Aim >> Locate the word "beállítása" in the entries below, then gather every line that holds it.

[Stored records]
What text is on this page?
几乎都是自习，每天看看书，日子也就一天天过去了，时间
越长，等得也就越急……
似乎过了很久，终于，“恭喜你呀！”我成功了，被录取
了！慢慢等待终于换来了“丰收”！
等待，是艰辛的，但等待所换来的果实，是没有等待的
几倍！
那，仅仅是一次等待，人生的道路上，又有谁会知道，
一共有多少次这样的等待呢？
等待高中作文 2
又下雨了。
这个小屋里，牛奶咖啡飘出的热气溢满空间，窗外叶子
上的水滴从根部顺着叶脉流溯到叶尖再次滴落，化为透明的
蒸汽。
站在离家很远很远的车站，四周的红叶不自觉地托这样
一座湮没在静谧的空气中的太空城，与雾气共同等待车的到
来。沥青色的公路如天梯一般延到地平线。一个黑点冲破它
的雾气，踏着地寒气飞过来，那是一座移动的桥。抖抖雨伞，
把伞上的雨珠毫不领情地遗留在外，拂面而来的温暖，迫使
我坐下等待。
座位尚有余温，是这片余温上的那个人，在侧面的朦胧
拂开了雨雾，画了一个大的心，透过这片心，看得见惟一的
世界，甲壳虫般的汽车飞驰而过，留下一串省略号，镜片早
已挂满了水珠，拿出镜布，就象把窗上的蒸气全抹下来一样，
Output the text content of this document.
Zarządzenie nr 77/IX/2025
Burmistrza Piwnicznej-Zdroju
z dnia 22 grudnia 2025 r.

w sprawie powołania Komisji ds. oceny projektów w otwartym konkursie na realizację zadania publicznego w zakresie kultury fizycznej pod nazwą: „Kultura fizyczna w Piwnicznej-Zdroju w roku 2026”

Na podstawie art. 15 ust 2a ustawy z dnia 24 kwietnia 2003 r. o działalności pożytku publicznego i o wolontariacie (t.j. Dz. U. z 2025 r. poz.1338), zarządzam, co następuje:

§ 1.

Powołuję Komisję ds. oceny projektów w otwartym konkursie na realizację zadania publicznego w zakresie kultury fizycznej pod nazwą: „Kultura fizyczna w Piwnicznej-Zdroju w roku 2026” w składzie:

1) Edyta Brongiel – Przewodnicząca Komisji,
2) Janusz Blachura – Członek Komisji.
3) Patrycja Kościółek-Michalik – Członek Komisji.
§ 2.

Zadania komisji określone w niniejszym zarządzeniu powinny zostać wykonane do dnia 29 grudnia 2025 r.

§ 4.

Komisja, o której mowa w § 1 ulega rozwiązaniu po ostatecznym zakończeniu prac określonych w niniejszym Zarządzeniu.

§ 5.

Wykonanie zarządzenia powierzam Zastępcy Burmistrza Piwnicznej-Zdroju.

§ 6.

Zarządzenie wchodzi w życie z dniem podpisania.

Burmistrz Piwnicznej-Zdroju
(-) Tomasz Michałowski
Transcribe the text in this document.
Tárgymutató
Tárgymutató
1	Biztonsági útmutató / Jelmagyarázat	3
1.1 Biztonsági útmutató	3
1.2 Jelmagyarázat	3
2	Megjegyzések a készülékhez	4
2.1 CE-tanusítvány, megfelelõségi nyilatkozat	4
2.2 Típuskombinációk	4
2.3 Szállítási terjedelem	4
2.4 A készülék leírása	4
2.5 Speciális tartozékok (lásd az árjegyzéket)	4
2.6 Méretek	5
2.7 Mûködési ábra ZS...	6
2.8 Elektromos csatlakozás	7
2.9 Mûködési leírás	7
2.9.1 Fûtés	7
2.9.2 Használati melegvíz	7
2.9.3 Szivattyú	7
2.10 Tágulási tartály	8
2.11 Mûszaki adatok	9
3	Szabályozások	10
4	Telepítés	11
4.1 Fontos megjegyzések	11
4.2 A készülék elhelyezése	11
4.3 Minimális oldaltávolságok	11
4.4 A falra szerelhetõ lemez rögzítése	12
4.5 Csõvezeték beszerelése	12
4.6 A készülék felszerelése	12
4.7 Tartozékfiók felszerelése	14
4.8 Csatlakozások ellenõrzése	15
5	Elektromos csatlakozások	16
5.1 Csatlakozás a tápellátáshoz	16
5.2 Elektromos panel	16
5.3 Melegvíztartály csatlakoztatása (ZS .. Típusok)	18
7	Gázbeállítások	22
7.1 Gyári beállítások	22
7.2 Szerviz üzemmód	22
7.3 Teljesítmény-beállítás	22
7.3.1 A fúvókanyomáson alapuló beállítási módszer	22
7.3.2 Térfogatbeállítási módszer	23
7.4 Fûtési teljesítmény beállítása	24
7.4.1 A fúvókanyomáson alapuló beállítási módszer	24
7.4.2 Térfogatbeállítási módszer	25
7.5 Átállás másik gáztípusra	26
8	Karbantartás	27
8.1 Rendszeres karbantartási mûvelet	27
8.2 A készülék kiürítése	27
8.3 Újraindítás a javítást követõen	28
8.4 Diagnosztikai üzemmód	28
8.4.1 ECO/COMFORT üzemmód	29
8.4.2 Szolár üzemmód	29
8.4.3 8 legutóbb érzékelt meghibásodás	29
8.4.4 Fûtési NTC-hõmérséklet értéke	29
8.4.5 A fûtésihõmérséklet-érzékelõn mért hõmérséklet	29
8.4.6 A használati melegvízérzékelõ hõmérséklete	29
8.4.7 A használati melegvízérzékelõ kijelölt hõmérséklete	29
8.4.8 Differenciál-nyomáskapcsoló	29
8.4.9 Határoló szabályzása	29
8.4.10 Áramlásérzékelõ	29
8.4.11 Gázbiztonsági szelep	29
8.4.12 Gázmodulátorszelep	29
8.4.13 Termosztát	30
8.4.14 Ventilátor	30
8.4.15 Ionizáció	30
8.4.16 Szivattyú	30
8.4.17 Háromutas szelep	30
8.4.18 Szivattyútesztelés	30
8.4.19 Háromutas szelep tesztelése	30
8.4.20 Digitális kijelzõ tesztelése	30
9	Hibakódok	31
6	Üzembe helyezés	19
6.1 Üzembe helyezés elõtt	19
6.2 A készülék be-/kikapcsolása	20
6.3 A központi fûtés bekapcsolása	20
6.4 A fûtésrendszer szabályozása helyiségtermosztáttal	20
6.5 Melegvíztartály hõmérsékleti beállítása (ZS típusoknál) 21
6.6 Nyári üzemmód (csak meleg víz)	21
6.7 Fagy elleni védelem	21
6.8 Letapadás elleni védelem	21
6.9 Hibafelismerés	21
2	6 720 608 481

Written solution >>
7.4 Fûtési teljesítmény beállítása	24
6.5 Melegvíztartály hõmérsékleti beállítása (ZS típusoknál) 21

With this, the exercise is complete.